WHAT IS EXPECTED: Wherever the word "Medium" shows up in a line, please copy that line.

INPUT ROWS:
★ ★ ★ ★ ★
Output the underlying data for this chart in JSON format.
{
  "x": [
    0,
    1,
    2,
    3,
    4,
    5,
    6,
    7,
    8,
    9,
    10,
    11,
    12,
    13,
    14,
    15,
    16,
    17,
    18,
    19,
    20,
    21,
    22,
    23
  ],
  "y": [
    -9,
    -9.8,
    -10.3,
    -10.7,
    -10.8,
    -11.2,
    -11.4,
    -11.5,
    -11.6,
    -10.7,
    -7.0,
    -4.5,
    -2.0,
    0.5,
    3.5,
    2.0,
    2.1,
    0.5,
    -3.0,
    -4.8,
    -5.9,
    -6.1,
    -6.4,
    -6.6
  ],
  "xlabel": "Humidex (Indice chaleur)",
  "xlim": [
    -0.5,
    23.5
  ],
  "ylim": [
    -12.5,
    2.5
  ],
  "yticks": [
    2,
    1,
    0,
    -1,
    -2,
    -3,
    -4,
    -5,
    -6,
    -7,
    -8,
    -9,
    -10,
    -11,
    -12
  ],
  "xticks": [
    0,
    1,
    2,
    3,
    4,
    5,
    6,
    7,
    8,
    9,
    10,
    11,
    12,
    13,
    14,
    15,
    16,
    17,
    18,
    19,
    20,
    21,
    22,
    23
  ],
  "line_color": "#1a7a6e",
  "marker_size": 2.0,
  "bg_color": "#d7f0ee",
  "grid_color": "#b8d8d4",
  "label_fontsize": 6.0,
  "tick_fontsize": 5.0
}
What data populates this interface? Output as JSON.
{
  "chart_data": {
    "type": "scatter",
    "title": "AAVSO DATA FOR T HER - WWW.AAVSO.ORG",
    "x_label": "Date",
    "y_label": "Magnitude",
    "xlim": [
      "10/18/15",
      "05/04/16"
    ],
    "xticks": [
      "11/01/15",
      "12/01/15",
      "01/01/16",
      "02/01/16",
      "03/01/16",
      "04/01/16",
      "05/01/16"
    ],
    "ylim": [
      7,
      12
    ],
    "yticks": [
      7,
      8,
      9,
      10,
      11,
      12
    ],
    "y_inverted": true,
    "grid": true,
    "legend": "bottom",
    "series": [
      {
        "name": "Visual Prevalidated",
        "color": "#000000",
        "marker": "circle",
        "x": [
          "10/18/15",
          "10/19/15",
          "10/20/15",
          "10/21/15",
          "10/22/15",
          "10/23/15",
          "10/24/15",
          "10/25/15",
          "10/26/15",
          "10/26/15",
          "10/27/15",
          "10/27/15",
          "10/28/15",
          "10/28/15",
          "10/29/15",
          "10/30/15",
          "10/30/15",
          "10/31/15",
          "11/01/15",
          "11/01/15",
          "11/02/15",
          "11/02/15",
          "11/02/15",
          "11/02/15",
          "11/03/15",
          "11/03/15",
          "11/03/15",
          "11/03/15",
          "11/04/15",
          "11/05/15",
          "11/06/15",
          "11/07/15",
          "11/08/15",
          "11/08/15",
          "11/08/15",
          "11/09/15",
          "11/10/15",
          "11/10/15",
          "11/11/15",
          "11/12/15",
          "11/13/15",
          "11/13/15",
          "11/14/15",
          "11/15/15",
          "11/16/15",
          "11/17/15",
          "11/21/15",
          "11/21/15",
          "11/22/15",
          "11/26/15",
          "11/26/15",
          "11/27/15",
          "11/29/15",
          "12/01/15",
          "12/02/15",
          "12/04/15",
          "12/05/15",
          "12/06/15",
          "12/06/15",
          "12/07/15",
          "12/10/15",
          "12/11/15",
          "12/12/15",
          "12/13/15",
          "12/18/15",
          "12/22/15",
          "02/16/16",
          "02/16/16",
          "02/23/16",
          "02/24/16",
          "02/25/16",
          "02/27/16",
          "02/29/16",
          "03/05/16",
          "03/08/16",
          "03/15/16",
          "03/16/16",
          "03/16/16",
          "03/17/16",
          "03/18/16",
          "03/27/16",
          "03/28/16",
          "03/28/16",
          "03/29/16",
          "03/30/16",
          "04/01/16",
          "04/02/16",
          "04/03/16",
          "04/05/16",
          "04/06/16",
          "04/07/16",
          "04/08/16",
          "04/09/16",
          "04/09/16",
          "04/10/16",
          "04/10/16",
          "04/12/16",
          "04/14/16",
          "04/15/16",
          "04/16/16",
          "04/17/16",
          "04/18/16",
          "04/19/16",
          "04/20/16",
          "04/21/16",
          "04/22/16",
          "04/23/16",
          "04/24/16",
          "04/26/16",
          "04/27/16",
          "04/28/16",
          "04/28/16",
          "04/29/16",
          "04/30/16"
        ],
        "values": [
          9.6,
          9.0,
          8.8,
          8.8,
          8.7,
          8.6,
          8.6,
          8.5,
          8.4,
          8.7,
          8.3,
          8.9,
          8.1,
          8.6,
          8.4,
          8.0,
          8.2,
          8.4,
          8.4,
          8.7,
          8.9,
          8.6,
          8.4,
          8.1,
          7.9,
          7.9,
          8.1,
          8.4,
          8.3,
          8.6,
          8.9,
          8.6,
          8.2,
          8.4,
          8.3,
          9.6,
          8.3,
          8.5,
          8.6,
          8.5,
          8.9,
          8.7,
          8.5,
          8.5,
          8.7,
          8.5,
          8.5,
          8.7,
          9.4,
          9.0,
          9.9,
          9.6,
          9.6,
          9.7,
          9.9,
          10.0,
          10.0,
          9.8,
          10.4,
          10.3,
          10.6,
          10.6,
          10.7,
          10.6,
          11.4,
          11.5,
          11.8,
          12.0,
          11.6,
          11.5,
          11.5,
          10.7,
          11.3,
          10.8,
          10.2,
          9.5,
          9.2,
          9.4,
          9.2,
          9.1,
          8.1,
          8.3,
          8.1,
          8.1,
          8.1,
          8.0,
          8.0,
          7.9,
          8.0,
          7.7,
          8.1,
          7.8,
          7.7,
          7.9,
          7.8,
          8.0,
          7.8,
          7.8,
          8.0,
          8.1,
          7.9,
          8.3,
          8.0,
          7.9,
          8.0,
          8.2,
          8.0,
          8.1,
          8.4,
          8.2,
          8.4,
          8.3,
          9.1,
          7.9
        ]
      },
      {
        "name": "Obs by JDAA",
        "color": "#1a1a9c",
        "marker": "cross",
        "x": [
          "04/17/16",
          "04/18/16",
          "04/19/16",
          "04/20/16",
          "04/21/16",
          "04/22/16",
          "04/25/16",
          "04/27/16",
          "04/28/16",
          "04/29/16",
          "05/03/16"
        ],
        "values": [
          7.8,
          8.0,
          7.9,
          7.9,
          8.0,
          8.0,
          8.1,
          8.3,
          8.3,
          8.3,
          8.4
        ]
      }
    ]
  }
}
★ ★ ★ ★ ★
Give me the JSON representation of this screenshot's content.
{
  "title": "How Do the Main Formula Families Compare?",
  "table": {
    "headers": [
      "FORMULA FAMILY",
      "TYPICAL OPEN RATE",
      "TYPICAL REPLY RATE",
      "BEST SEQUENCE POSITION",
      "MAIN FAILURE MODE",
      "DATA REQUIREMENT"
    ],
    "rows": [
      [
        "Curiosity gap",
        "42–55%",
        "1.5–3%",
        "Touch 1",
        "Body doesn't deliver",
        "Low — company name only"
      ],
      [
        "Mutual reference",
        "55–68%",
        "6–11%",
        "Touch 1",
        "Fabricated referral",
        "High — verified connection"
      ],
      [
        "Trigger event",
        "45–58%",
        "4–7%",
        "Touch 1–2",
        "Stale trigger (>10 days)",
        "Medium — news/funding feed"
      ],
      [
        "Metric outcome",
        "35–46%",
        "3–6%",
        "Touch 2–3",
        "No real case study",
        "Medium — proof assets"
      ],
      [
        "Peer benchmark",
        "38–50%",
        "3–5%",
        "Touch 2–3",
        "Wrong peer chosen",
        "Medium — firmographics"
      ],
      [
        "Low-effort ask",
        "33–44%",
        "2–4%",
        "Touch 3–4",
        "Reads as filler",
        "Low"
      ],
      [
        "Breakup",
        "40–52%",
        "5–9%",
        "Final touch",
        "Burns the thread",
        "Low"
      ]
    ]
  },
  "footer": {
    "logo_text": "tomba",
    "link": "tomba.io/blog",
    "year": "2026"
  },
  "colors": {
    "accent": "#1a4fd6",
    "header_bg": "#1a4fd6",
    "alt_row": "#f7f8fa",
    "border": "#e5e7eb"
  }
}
★ ★ ★ ★ ★
SOLUTION FOR THIS PROBLEM:
        "Medium — news/funding feed"
        "Medium — proof assets"
        "Medium — firmographics"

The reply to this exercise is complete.